Your task: Copy out each line that has "Social" in it.

Task material:
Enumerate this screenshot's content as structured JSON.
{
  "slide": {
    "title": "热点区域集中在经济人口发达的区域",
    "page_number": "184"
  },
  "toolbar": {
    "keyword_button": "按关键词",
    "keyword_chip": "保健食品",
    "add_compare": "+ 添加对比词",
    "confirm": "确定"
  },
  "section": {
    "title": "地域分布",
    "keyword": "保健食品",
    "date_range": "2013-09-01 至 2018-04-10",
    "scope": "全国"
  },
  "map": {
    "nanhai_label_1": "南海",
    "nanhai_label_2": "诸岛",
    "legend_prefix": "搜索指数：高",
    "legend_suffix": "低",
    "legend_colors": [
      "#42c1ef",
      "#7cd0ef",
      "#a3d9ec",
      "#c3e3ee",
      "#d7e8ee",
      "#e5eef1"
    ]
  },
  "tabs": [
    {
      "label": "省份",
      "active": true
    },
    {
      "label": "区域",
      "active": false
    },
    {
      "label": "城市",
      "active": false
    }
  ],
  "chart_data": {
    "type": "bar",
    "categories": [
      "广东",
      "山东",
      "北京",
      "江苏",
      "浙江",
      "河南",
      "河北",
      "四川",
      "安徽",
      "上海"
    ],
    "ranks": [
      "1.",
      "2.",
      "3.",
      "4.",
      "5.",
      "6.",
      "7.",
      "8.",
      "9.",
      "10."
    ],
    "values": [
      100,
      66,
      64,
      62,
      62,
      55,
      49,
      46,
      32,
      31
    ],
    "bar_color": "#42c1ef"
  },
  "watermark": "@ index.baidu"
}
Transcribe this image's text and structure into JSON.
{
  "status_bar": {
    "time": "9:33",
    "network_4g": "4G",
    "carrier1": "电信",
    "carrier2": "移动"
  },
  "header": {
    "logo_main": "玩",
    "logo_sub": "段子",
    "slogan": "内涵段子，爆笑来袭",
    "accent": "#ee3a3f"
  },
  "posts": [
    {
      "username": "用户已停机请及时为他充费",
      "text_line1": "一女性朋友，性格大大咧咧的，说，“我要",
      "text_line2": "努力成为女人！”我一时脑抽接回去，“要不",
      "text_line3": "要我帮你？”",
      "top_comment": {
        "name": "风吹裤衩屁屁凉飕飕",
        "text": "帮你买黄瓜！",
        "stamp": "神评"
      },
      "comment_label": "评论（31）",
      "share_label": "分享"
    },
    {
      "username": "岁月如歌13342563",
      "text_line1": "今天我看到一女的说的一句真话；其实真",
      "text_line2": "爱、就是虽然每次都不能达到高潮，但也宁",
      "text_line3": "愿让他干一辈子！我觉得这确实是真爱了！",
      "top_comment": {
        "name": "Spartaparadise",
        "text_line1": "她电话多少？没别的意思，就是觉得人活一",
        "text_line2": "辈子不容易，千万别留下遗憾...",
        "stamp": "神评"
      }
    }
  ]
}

* * *

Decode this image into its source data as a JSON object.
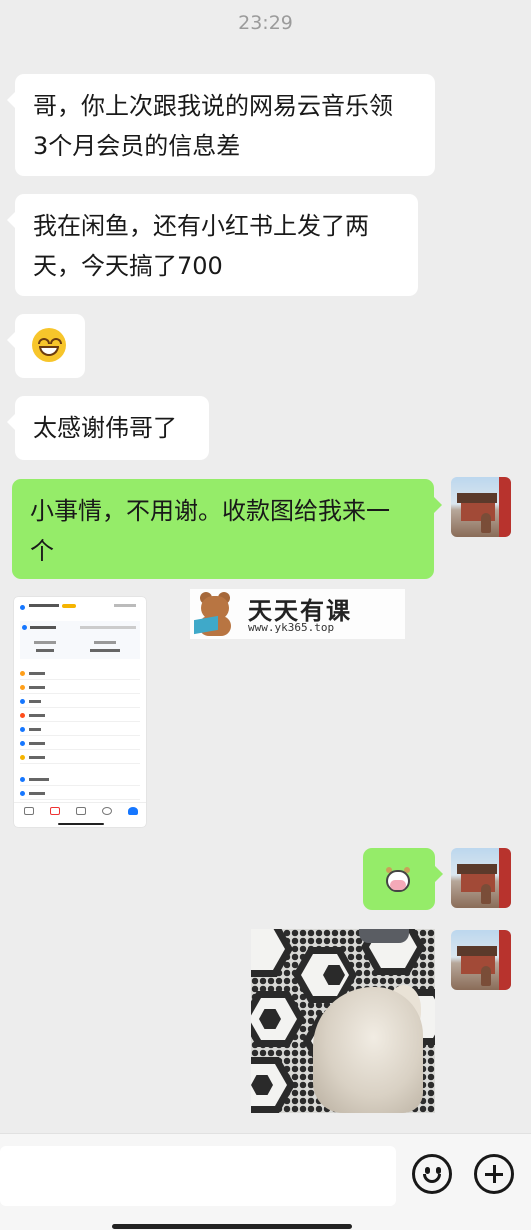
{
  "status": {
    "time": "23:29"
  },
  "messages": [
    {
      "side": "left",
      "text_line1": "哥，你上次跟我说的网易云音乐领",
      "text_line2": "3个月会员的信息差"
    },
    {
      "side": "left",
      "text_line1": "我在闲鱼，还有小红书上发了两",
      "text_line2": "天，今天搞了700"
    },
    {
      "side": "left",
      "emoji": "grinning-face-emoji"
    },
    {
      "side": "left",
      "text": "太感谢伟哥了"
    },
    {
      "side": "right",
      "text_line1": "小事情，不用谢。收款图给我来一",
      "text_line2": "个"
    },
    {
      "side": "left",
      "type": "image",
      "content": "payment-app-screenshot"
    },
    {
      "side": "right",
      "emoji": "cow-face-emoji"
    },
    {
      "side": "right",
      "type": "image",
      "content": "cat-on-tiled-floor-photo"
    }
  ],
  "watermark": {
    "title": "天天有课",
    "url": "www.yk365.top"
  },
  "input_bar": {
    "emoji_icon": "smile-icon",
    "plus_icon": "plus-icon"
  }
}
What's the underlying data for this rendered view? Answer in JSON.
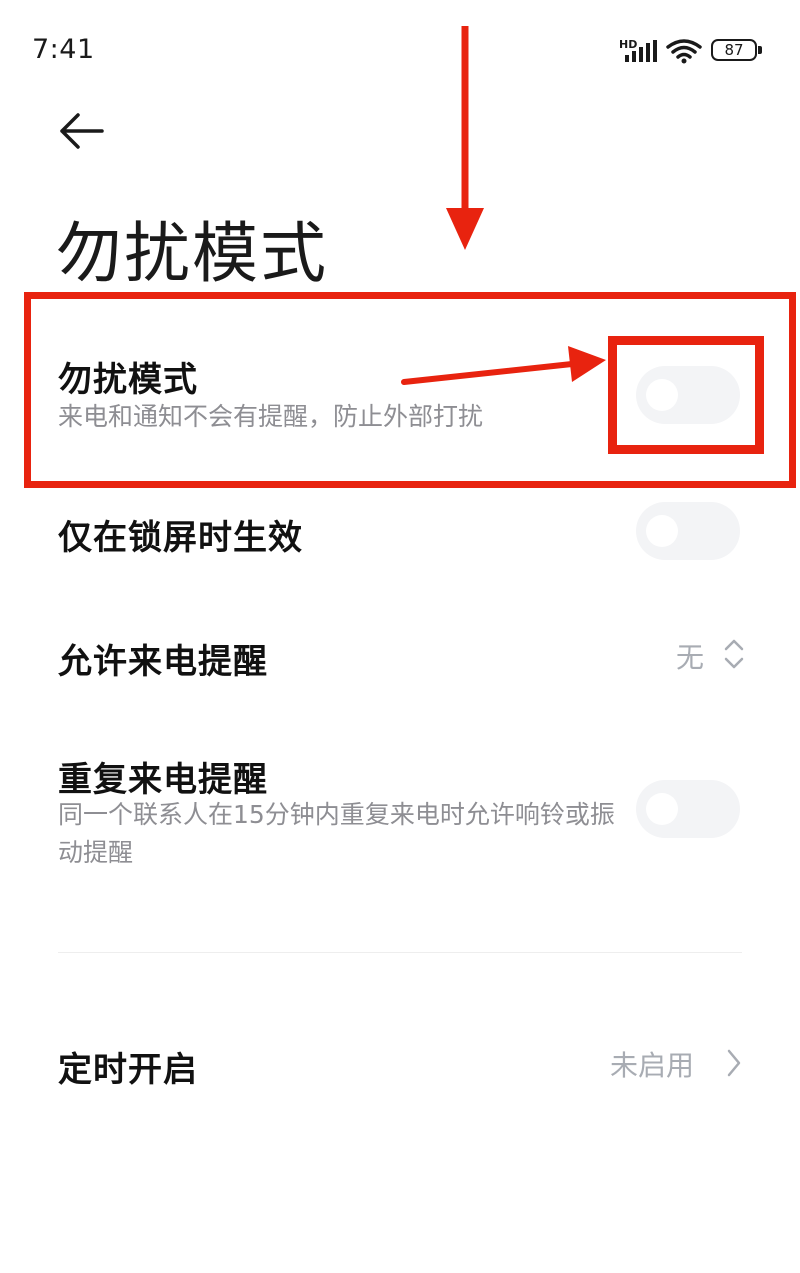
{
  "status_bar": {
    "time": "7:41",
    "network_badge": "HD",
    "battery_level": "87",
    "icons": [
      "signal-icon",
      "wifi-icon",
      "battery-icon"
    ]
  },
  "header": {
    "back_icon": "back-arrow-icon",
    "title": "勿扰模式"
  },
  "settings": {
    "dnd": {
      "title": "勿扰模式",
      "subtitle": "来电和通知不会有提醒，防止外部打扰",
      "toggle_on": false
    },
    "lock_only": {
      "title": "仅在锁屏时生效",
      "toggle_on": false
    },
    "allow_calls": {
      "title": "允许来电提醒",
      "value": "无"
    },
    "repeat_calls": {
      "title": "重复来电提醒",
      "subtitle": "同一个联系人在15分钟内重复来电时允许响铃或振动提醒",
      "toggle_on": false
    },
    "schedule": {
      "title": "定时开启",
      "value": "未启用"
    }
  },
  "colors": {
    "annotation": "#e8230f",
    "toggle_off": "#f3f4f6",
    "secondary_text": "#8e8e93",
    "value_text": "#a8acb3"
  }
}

* * *

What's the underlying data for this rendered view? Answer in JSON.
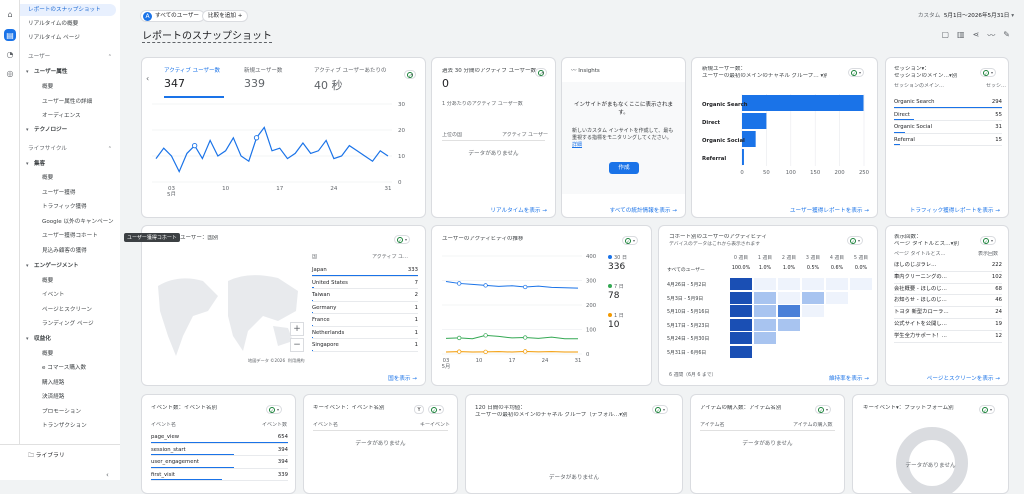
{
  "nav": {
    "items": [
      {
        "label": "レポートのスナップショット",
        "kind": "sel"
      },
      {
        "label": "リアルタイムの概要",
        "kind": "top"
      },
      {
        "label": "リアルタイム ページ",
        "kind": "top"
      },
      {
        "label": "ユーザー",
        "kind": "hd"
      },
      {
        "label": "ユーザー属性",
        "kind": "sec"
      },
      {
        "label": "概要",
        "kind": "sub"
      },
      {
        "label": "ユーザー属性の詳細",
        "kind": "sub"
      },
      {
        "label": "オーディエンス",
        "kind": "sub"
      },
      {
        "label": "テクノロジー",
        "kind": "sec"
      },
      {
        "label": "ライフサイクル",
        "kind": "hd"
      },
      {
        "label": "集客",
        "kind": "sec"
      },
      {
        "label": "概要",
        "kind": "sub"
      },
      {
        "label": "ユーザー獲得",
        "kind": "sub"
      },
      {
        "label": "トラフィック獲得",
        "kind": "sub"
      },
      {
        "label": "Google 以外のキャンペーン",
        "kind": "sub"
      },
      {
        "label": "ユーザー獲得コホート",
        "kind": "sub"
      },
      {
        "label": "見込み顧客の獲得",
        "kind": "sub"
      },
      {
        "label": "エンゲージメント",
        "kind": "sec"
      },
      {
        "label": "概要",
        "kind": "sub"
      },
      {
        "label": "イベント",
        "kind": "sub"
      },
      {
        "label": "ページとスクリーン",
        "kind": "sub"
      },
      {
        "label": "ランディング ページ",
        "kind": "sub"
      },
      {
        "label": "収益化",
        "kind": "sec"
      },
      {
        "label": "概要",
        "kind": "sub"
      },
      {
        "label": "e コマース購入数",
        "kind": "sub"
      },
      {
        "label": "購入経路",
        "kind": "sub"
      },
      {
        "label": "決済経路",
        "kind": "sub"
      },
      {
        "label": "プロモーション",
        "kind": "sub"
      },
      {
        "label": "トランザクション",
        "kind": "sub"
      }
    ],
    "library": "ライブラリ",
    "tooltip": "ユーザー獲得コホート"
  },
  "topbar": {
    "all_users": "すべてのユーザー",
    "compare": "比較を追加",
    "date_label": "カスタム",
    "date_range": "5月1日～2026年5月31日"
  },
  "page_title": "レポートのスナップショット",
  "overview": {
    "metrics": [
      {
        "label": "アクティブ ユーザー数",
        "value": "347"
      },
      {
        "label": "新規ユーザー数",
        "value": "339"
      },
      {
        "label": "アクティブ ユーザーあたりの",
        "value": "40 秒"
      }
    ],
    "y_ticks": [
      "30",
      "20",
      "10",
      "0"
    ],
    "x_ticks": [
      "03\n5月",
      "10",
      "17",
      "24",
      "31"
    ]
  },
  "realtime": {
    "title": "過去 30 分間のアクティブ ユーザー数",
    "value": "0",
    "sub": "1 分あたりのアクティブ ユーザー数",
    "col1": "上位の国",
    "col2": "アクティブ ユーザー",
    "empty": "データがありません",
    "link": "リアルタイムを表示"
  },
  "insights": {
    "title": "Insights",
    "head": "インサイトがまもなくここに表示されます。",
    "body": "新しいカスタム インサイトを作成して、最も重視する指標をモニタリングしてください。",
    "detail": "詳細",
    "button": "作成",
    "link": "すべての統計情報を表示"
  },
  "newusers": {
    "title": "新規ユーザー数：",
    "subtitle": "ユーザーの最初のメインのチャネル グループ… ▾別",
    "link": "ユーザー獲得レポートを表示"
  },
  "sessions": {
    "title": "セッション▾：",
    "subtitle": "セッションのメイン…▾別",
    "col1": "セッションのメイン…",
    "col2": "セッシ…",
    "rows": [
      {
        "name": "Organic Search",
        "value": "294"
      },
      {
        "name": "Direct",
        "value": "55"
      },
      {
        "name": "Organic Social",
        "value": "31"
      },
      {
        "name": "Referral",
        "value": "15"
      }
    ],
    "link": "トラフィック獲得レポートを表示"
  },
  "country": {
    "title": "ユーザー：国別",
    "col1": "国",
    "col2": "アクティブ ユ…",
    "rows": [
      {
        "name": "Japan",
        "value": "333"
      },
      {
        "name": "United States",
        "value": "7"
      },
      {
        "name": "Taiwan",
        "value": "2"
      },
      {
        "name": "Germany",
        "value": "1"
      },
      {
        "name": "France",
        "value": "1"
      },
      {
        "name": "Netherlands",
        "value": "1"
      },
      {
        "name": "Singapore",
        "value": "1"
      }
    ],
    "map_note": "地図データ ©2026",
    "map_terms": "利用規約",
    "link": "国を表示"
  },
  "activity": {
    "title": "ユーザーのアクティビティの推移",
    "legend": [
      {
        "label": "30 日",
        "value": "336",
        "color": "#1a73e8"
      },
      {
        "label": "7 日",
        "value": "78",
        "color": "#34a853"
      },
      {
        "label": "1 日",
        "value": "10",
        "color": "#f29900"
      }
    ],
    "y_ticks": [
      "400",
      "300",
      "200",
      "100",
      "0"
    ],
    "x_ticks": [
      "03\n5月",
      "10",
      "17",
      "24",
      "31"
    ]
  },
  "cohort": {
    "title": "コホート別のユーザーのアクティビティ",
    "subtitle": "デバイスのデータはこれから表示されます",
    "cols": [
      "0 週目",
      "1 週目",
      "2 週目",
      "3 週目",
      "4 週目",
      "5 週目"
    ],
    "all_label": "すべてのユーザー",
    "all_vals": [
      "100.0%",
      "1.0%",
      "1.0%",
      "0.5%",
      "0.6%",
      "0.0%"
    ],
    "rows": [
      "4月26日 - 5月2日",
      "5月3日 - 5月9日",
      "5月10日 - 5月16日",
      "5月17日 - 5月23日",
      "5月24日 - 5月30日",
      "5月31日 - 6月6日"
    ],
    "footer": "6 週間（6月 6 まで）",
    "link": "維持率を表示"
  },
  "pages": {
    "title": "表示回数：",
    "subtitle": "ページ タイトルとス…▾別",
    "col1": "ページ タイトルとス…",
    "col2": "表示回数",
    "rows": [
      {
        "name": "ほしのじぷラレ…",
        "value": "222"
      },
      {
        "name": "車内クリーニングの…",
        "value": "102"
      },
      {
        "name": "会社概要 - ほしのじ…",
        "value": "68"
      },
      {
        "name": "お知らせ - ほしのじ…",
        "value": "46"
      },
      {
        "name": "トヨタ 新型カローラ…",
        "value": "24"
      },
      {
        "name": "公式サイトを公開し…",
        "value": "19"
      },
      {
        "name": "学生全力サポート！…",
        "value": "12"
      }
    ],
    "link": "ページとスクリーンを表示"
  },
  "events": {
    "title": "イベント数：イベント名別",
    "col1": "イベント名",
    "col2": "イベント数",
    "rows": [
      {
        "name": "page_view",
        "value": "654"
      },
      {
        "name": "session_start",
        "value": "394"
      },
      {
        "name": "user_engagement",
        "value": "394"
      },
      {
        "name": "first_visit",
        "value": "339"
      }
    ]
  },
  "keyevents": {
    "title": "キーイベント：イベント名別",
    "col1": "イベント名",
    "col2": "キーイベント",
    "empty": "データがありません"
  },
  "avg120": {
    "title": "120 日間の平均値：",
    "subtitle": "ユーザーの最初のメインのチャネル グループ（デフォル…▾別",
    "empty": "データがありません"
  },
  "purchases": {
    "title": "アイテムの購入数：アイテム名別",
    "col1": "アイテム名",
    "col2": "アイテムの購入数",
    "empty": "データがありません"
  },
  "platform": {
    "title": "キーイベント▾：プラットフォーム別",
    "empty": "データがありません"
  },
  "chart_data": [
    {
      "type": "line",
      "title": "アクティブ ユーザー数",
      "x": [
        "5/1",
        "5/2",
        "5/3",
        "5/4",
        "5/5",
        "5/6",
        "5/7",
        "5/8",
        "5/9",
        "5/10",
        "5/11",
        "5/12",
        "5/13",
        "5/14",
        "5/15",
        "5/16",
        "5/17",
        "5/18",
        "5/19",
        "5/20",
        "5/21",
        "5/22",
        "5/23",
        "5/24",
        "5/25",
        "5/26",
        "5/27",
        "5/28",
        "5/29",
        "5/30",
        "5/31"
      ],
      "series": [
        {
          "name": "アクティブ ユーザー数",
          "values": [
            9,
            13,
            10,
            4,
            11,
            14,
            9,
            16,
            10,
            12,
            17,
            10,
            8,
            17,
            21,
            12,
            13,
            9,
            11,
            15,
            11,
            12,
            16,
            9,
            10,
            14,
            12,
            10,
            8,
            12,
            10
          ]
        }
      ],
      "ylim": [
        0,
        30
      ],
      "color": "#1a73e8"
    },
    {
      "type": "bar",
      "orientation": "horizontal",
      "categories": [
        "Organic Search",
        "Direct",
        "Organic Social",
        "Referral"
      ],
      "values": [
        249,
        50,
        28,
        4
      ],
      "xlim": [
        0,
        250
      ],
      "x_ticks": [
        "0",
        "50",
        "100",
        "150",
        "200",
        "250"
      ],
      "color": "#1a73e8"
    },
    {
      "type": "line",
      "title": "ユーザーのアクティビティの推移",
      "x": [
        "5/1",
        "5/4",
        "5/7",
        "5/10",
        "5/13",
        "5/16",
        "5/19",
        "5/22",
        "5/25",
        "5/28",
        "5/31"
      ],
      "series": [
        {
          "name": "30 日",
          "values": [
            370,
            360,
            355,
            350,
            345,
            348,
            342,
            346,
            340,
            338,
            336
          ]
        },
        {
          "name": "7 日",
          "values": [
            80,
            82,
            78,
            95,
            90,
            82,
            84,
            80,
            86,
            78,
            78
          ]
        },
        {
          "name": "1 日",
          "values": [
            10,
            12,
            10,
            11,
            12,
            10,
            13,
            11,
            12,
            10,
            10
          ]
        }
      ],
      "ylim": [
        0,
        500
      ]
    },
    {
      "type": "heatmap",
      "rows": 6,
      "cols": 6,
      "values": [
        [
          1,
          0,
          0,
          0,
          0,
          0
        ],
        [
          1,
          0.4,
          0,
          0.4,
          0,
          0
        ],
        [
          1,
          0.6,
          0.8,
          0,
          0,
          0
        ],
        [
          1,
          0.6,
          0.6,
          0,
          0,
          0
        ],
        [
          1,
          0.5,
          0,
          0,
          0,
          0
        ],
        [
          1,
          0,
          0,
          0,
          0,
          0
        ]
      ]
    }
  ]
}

Response to the task:
        "name": "Organic Social",
        "Organic Social",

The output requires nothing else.